- [WHAT IS REQUIRED]:
Copy each line that has the string "date" somewhere in it.

- [DATA PROVIDED]:
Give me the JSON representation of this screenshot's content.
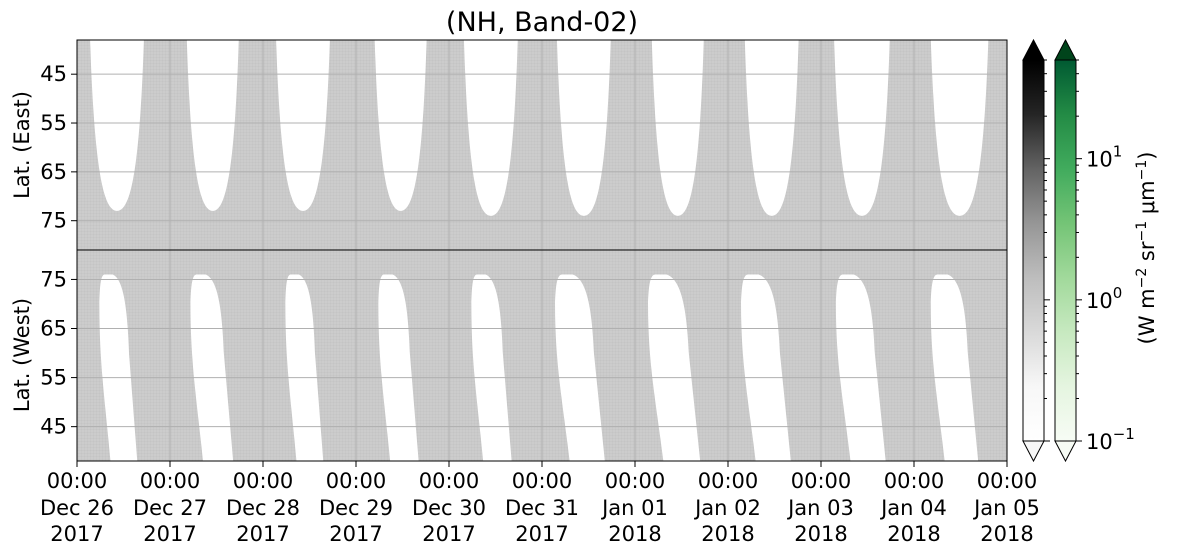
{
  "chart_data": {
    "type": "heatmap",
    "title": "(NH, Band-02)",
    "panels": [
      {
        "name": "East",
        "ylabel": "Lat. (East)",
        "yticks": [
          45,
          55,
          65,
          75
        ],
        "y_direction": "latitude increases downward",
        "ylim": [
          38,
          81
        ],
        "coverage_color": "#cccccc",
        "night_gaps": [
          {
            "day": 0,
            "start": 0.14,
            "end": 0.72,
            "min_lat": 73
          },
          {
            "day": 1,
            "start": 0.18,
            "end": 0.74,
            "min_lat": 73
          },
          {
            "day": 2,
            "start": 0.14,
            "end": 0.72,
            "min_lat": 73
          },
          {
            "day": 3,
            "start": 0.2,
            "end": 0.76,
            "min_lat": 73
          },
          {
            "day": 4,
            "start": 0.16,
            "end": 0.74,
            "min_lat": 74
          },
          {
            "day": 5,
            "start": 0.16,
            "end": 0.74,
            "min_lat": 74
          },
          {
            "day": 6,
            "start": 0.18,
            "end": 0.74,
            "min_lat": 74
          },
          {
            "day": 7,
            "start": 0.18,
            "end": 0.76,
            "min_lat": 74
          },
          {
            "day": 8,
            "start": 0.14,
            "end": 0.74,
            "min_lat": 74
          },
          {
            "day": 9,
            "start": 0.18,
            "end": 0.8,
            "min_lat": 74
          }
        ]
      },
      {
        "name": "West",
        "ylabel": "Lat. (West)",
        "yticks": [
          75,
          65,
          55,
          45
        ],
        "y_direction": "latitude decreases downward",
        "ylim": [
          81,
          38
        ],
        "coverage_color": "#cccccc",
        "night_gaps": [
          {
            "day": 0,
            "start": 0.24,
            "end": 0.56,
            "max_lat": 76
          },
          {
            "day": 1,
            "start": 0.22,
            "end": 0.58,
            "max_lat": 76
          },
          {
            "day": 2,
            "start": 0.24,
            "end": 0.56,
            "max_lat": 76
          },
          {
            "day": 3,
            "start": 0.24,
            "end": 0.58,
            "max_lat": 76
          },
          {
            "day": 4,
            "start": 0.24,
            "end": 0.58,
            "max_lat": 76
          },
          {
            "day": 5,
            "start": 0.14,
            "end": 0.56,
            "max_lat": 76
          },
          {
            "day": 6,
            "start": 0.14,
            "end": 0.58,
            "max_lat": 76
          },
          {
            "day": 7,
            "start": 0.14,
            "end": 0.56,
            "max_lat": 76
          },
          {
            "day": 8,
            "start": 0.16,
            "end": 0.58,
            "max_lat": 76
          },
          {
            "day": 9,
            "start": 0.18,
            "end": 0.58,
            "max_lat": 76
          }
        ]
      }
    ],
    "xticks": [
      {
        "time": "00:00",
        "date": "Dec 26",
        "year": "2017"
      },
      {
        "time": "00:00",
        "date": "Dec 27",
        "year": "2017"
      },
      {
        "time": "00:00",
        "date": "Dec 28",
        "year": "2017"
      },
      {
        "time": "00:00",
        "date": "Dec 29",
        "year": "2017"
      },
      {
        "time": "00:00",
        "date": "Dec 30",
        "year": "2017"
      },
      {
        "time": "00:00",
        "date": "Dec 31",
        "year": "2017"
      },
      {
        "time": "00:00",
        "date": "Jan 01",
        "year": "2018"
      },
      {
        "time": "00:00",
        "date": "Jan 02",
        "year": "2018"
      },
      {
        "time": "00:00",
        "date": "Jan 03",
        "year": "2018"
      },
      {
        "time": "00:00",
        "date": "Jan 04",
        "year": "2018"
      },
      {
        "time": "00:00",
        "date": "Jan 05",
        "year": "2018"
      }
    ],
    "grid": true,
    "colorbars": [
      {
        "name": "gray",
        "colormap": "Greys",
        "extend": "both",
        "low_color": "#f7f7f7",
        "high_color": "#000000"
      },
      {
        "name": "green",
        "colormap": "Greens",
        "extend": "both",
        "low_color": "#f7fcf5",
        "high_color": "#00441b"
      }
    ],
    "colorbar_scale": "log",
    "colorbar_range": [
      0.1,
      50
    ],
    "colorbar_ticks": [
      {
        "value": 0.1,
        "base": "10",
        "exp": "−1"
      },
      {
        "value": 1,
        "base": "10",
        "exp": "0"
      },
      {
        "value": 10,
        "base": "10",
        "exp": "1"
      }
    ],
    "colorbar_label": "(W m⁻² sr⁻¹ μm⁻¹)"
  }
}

- [THE COMPLETED TASK]:
        "date": "Dec 26",
        "date": "Dec 27",
        "date": "Dec 28",
        "date": "Dec 29",
        "date": "Dec 30",
        "date": "Dec 31",
        "date": "Jan 01",
        "date": "Jan 02",
        "date": "Jan 03",
        "date": "Jan 04",
        "date": "Jan 05",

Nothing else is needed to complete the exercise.